### [Supplied data]
* START *

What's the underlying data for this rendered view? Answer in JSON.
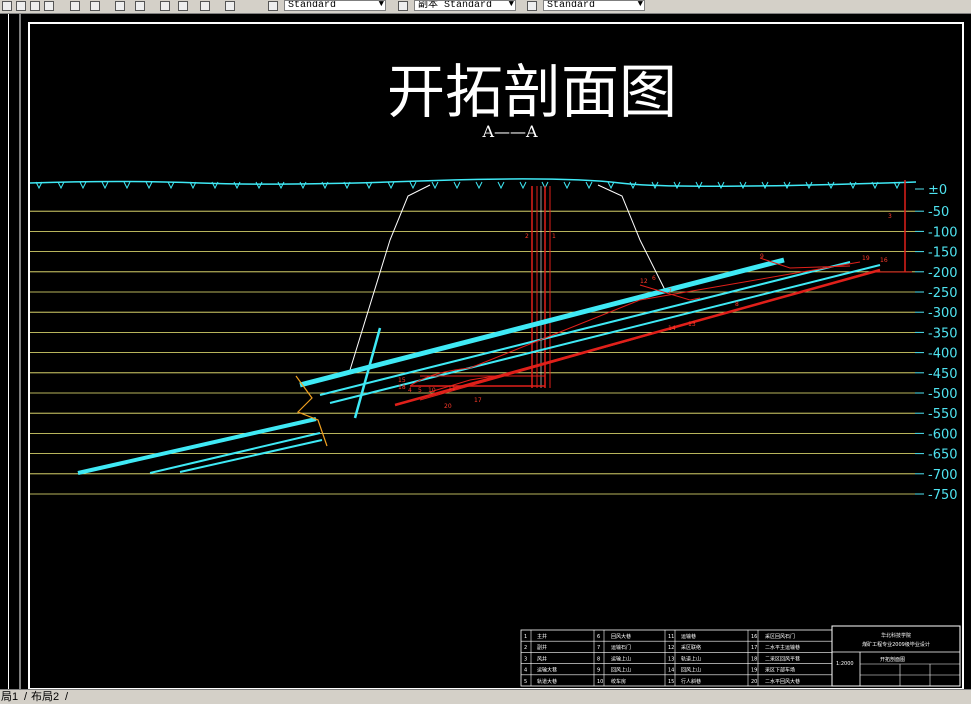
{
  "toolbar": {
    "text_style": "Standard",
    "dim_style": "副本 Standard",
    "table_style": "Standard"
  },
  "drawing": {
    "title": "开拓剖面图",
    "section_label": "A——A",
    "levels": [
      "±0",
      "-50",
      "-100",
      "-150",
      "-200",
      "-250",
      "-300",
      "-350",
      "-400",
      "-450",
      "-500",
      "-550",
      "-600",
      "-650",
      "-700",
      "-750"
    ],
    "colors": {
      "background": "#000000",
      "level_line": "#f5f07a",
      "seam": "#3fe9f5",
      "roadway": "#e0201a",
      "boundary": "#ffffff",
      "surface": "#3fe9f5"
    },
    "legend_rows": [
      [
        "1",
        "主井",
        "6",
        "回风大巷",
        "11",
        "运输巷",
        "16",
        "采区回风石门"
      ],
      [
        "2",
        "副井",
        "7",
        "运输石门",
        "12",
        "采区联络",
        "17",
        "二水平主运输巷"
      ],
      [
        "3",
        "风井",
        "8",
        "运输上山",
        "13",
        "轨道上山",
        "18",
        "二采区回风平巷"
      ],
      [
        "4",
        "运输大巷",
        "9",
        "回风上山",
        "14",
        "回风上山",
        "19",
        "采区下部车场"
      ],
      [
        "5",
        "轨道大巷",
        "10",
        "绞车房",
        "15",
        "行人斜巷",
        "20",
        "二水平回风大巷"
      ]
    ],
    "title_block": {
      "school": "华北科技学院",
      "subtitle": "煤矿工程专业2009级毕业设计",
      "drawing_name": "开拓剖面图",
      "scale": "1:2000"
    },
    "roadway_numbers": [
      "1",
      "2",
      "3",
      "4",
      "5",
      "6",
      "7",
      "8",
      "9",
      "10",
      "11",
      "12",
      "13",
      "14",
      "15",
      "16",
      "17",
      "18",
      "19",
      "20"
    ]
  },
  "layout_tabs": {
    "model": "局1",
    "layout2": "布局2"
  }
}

* END *
* START *

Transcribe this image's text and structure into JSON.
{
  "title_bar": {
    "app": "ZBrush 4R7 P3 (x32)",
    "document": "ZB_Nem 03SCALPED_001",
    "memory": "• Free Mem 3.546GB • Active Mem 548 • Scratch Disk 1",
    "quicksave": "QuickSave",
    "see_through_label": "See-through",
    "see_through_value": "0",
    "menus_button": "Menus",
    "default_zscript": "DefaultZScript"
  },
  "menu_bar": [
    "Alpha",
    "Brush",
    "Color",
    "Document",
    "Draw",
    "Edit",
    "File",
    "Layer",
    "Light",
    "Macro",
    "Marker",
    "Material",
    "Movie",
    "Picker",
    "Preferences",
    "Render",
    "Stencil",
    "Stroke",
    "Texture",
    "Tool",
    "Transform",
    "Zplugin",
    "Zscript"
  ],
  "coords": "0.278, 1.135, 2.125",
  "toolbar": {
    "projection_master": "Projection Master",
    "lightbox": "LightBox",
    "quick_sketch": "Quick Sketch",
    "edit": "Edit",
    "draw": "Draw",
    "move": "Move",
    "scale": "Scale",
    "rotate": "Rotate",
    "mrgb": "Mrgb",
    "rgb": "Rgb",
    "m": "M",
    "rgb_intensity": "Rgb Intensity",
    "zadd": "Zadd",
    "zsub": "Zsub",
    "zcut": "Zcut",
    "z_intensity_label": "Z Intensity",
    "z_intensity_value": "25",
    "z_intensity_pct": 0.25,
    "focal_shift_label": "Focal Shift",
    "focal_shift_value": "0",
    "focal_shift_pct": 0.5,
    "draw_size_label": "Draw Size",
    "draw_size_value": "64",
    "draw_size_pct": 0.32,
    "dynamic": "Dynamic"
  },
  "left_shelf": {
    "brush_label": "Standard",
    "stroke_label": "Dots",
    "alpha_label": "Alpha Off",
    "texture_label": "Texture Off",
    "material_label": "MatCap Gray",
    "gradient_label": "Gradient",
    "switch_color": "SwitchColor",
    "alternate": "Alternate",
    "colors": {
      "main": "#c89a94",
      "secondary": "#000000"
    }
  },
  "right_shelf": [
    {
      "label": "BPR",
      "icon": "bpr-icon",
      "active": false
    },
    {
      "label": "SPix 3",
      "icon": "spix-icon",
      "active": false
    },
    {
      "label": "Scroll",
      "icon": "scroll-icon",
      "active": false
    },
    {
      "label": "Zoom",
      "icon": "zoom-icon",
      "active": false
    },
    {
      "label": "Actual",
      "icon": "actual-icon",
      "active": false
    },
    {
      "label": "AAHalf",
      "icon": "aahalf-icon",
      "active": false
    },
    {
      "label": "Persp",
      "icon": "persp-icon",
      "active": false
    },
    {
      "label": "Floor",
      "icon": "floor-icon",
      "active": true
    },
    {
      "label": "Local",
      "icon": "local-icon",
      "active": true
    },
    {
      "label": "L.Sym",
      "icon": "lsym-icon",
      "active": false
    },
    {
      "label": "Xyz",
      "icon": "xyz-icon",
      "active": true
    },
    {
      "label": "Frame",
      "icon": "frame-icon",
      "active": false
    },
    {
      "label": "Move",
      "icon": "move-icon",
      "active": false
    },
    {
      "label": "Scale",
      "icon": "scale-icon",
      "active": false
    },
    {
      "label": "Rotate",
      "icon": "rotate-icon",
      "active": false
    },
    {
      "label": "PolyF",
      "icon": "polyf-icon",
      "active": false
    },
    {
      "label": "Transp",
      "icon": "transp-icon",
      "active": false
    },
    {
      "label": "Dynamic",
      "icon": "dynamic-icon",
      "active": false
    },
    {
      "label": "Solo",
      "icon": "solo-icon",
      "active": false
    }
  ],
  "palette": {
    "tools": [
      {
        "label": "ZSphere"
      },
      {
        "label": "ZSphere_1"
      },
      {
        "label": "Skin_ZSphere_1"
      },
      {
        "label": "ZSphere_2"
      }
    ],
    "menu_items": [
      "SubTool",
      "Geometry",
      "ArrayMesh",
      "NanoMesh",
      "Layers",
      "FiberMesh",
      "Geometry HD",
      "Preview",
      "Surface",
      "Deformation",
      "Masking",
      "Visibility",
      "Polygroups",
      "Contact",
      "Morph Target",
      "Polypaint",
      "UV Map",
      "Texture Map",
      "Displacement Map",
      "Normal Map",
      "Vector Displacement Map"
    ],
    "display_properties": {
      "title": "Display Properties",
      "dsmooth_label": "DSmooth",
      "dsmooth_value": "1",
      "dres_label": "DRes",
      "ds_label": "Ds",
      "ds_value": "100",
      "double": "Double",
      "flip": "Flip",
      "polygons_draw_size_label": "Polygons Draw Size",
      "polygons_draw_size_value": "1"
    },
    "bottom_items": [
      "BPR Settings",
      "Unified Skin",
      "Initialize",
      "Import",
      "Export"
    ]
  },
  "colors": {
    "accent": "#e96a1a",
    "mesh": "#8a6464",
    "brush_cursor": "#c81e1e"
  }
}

* END *

### [What you need to do]
Filter the records down to the lines that contain the string "this", and copy those lines.

### [The result]
What's the underlying data for this rendered view? Answer in JSON.
Transcribe this image's text and structure into JSON.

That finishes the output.